* **WORK INSTRUCTIONS**:
Show every line containing "books" by copying it.

• • •

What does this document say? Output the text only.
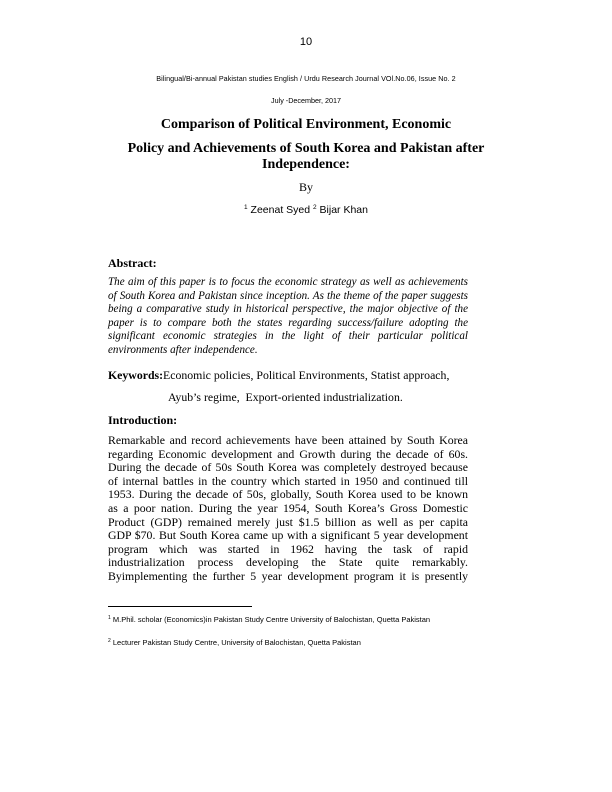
10
Bilingual/Bi-annual Pakistan studies English / Urdu Research Journal VOl.No.06, Issue No. 2
July -December, 2017
Comparison of Political Environment, Economic
Policy and Achievements of South Korea and Pakistan after
Independence:
By
$^1$ Zeenat Syed $^2$ Bijar Khan
Abstract:
The aim of this paper is to focus the economic strategy as well as achievements of South Korea and Pakistan since inception. As the theme of the paper suggests being a comparative study in historical perspective, the major objective of the paper is to compare both the states regarding success/failure adopting the significant economic strategies in the light of their particular political environments after independence.
Keywords:Economic policies, Political Environments, Statist approach,
Ayub’s regime,  Export-oriented industrialization.
Introduction:
Remarkable and record achievements have been attained by South Korea
regarding Economic development and Growth during the decade of 60s.
During the decade of 50s South Korea was completely destroyed because
of internal battles in the country which started in 1950 and continued till
1953. During the decade of 50s, globally, South Korea used to be known
as a poor nation. During the year 1954, South Korea’s Gross Domestic
Product (GDP) remained merely just $1.5 billion as well as per capita
GDP $70. But South Korea came up with a significant 5 year development
program which was started in 1962 having the task of rapid
industrialization process developing the State quite remarkably.
Byimplementing the further 5 year development program it is presently
$^1$ M.Phil. scholar (Economics)in Pakistan Study Centre University of Balochistan, Quetta Pakistan
$^2$ Lecturer Pakistan Study Centre, University of Balochistan, Quetta Pakistan
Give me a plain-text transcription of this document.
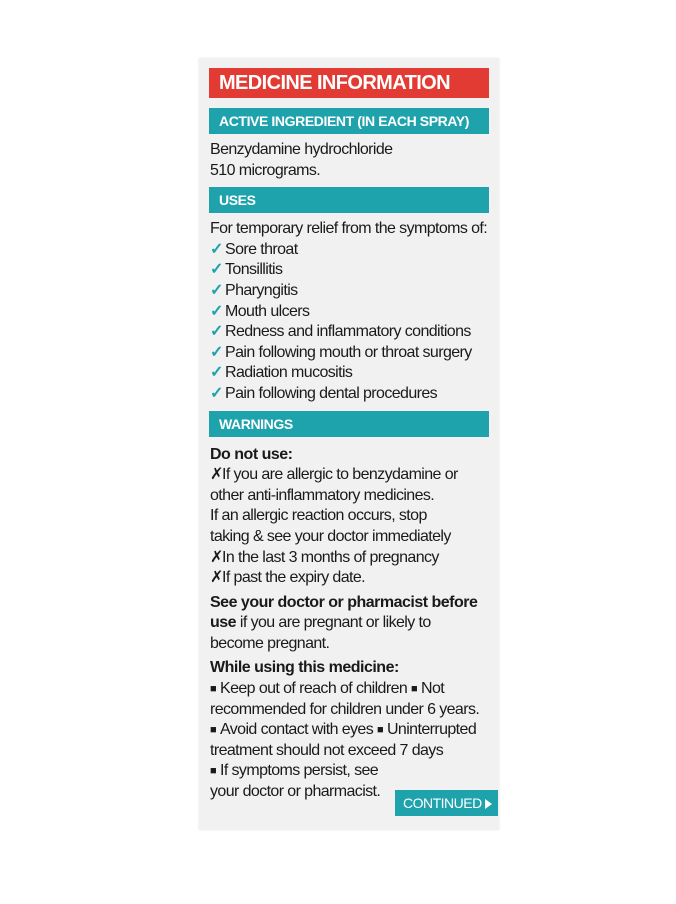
MEDICINE INFORMATION
ACTIVE INGREDIENT (IN EACH SPRAY)
Benzydamine hydrochloride
510 micrograms.
USES
For temporary relief from the symptoms of:
✓ Sore throat
✓ Tonsillitis
✓ Pharyngitis
✓ Mouth ulcers
✓ Redness and inflammatory conditions
✓ Pain following mouth or throat surgery
✓ Radiation mucositis
✓ Pain following dental procedures
WARNINGS
Do not use:
✗If you are allergic to benzydamine or
other anti-inflammatory medicines.
If an allergic reaction occurs, stop
taking & see your doctor immediately
✗In the last 3 months of pregnancy
✗If past the expiry date.
See your doctor or pharmacist before
use if you are pregnant or likely to
become pregnant.
While using this medicine:
■ Keep out of reach of children ■ Not
recommended for children under 6 years.
■ Avoid contact with eyes ■ Uninterrupted
treatment should not exceed 7 days
■ If symptoms persist, see
your doctor or pharmacist.
CONTINUED
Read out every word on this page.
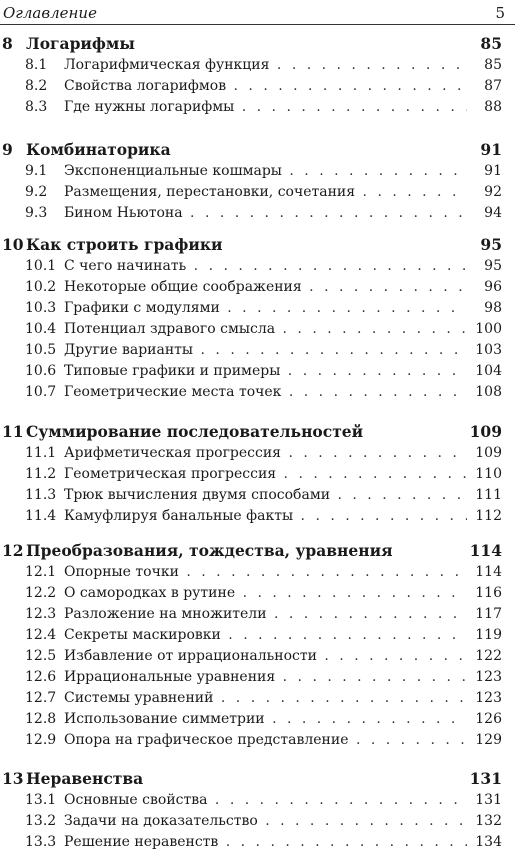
Оглавление	5
8 Логарифмы	85
8.1 Логарифмическая функция . . .	85
8.2 Свойства логарифмов . . .	87
8.3 Где нужны логарифмы . . .	88
9 Комбинаторика	91
9.1 Экспоненциальные кошмары . . .	91
9.2 Размещения, перестановки, сочетания . . .	92
9.3 Бином Ньютона . . .	94
10 Как строить графики	95
10.1 С чего начинать . . .	95
10.2 Некоторые общие соображения . . .	96
10.3 Графики с модулями . . .	98
10.4 Потенциал здравого смысла . . .	100
10.5 Другие варианты . . .	103
10.6 Типовые графики и примеры . . .	104
10.7 Геометрические места точек . . .	108
11 Суммирование последовательностей	109
11.1 Арифметическая прогрессия . . .	109
11.2 Геометрическая прогрессия . . .	110
11.3 Трюк вычисления двумя способами . . .	111
11.4 Камуфлируя банальные факты . . .	112
12 Преобразования, тождества, уравнения	114
12.1 Опорные точки . . .	114
12.2 О самородках в рутине . . .	116
12.3 Разложение на множители . . .	117
12.4 Секреты маскировки . . .	119
12.5 Избавление от иррациональности . . .	122
12.6 Иррациональные уравнения . . .	123
12.7 Системы уравнений . . .	123
12.8 Использование симметрии . . .	126
12.9 Опора на графическое представление . . .	129
13 Неравенства	131
13.1 Основные свойства . . .	131
13.2 Задачи на доказательство . . .	132
13.3 Решение неравенств . . .	134
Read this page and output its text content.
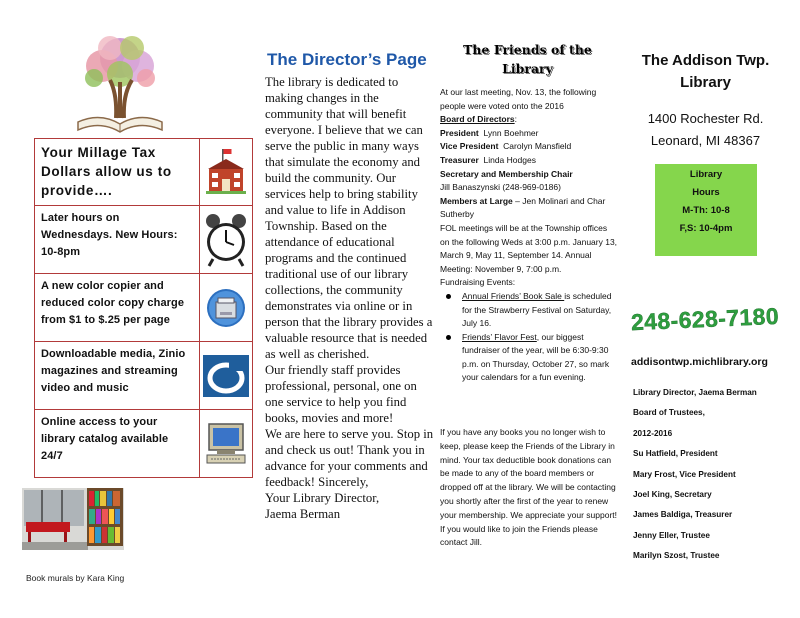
Your Millage Tax Dollars allow us to provide….
Later hours on Wednesdays. New Hours: 10-8pm
A new color copier and reduced color copy charge from $1 to $.25 per page
Downloadable media, Zinio magazines and streaming video and music
Online access to your library catalog available 24/7
Book murals by Kara King
The Director’s Page

The library is dedicated to making changes in the community that will benefit everyone. I believe that we can serve the public in many ways that simulate the economy and build the community. Our services help to bring stability and value to life in Addison Township. Based on the attendance of educational programs and the continued traditional use of our library collections, the community demonstrates via online or in person that the library provides a valuable resource that is needed as well as cherished.

Our friendly staff provides professional, personal, one on one service to help you find books, movies and more!

We are here to serve you. Stop in and check us out! Thank you in advance for your comments and feedback! Sincerely,

Your Library Director,

Jaema Berman

The Friends of the Library

At our last meeting, Nov. 13, the following people were voted onto the 2016

Board of Directors:

President Lynn Boehmer

Vice President Carolyn Mansfield

Treasurer Linda Hodges

Secretary and Membership Chair

Jill Banaszynski (248-969-0186)

Members at Large – Jen Molinari and Char Sutherby

FOL meetings will be at the Township offices on the following Weds at 3:00 p.m. January 13, March 9, May 11, September 14. Annual Meeting: November 9, 7:00 p.m.

Fundraising Events:

Annual Friends’ Book Sale is scheduled for the Strawberry Festival on Saturday, July 16.
Friends’ Flavor Fest, our biggest fundraiser of the year, will be 6:30-9:30 p.m. on Thursday, October 27, so mark your calendars for a fun evening.
If you have any books you no longer wish to keep, please keep the Friends of the Library in mind. Your tax deductible book donations can be made to any of the board members or dropped off at the library. We will be contacting you shortly after the first of the year to renew your membership. We appreciate your support! If you would like to join the Friends please contact Jill.
The Addison Twp. Library
1400 Rochester Rd.
Leonard, MI 48367
Library
Hours
M-Th: 10-8
F,S: 10-4pm
248-628-7180
addisontwp.michlibrary.org
Library Director, Jaema Berman
Board of Trustees,
2012-2016
Su Hatfield, President
Mary Frost, Vice President
Joel King, Secretary
James Baldiga, Treasurer
Jenny Eller, Trustee
Marilyn Szost, Trustee
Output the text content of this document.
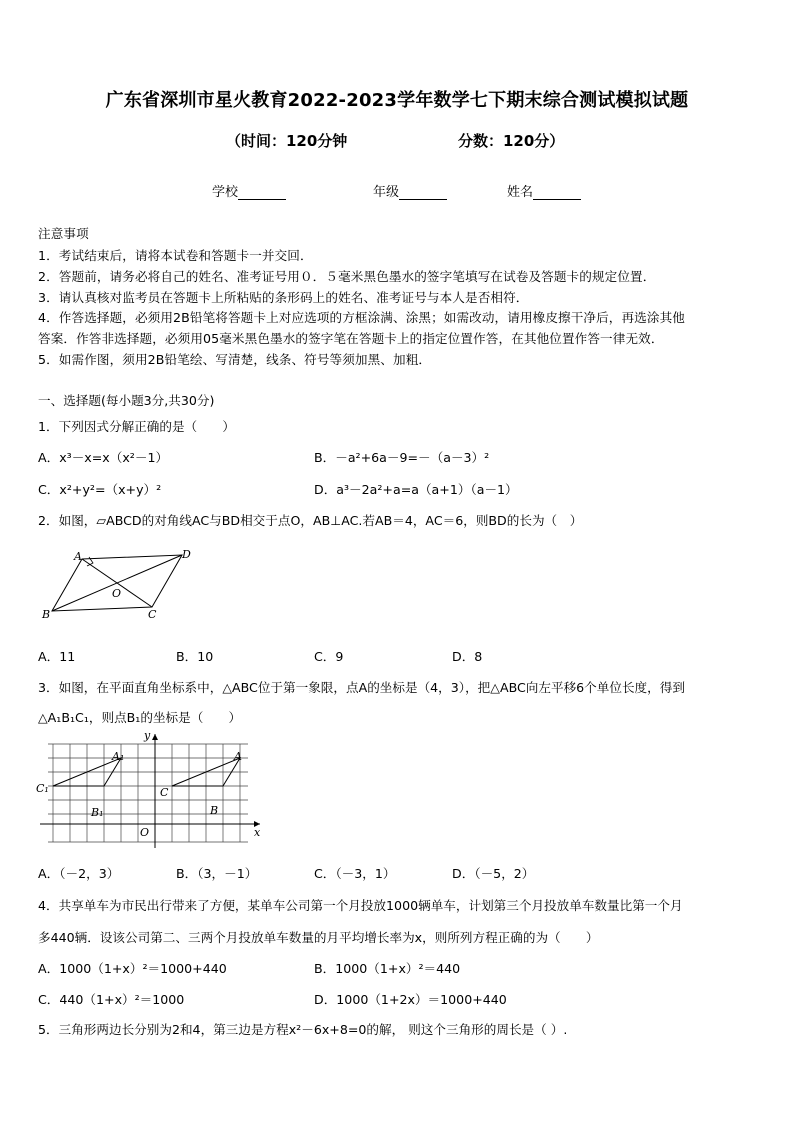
广东省深圳市星火教育2022-2023学年数学七下期末综合测试模拟试题
（时间：120分钟	分数：120分）
学校	年级	姓名
注意事项
1．考试结束后，请将本试卷和答题卡一并交回．
2．答题前，请务必将自己的姓名、准考证号用０．５毫米黑色墨水的签字笔填写在试卷及答题卡的规定位置．
3．请认真核对监考员在答题卡上所粘贴的条形码上的姓名、准考证号与本人是否相符．
4．作答选择题，必须用2B铅笔将答题卡上对应选项的方框涂满、涂黑；如需改动，请用橡皮擦干净后，再选涂其他
答案．作答非选择题，必须用05毫米黑色墨水的签字笔在答题卡上的指定位置作答，在其他位置作答一律无效．
5．如需作图，须用2B铅笔绘、写清楚，线条、符号等须加黑、加粗．
一、选择题(每小题3分,共30分)
1．下列因式分解正确的是（　　）
A．x³－x=x（x²－1）	B．－a²+6a－9=－（a－3）²
C．x²+y²=（x+y）²	D．a³－2a²+a=a（a+1）（a－1）
2．如图，▱ABCD的对角线AC与BD相交于点O，AB⊥AC.若AB＝4，AC＝6，则BD的长为（　）
A	D
B	C
O
A．11	B．10	C．9	D．8
3．如图，在平面直角坐标系中，△ABC位于第一象限，点A的坐标是（4，3），把△ABC向左平移6个单位长度，得到
△A₁B₁C₁，则点B₁的坐标是（　　）
y
x
O
A
B
C
A₁
B₁
C₁
A．（－2，3）	B．（3，－1）	C．（－3，1）	D．（－5，2）
4．共享单车为市民出行带来了方便，某单车公司第一个月投放1000辆单车，计划第三个月投放单车数量比第一个月
多440辆．设该公司第二、三两个月投放单车数量的月平均增长率为x，则所列方程正确的为（　　）
A．1000（1+x）²＝1000+440	B．1000（1+x）²＝440
C．440（1+x）²＝1000	D．1000（1+2x）＝1000+440
5．三角形两边长分别为2和4，第三边是方程x²－6x+8=0的解， 则这个三角形的周长是（ ）.
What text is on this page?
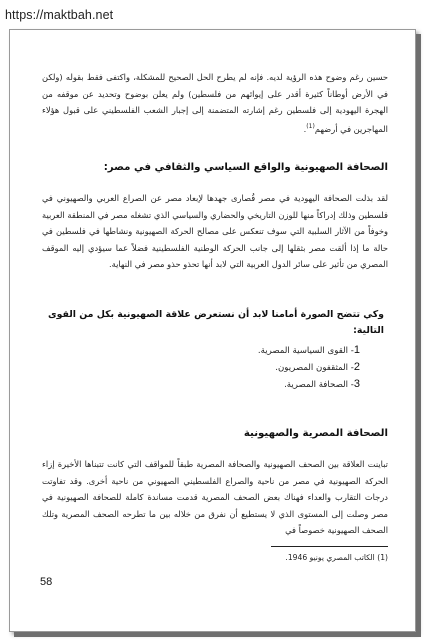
https://maktbah.net
حسين رغم وضوح هذه الرؤية لديه. فإنه لم يطرح الحل الصحيح للمشكلة، واكتفى فقط بقوله (ولكن في الأرض أوطاناً كثيرة أقدر على إيوائهم من فلسطين) ولم يعلن بوضوح وتحديد عن موقفه من الهجرة اليهودية إلى فلسطين رغم إشارته المتضمنة إلى إجبار الشعب الفلسطيني على قبول هؤلاء المهاجرين في أرضهم$^{(1)}$.
الصحافة الصهيونية والواقع السياسي والثقافي في مصر:
لقد بذلت الصحافة اليهودية في مصر قُصارى جهدها لإبعاد مصر عن الصراع العربي والصهيوني في فلسطين وذلك إدراكاً منها للوزن التاريخي والحضاري والسياسي الذي تشغله مصر في المنطقة العربية وخوفاً من الآثار السلبية التي سوف تنعكس على مصالح الحركة الصهيونية ونشاطها في فلسطين في حالة ما إذا ألقت مصر بثقلها إلى جانب الحركة الوطنية الفلسطينية فضلاً عما سيؤدي إليه الموقف المصري من تأثير على سائر الدول العربية التي لابد أنها تحذو حذو مصر في النهاية.
وكي تتضح الصورة أمامنا لابد أن نستعرض علاقة الصهيونية بكل من القوى التالية:
1- القوى السياسية المصرية.
2- المثقفون المصريون.
3- الصحافة المصرية.
الصحافة المصرية والصهيونية
تباينت العلاقة بين الصحف الصهيونية والصحافة المصرية طبقاً للمواقف التي كانت تتبناها الأخيرة إزاء الحركة الصهيونية في مصر من ناحية والصراع الفلسطيني الصهيوني من ناحية أخرى. وقد تفاوتت درجات التقارب والعداء فهناك بعض الصحف المصرية قدمت مساندة كاملة للصحافة الصهيونية في مصر وصلت إلى المستوى الذي لا يستطيع أن نفرق من خلاله بين ما تطرحه الصحف المصرية وتلك الصحف الصهيونية خصوصاً في
(1) الكاتب المصري يونيو 1946.
58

• • •

* **PROBLEM SOLUTION**:
Our friendly staff provides professional, personal, one on one service to help you find books, movies and more!
If you have any books you no longer wish to keep, please keep the Friends of the Library in mind. Your tax deductible book donations can be made to any of the board members or dropped off at the library. We will be contacting you shortly after the first of the year to renew your membership. We appreciate your support! If you would like to join the Friends please contact Jill.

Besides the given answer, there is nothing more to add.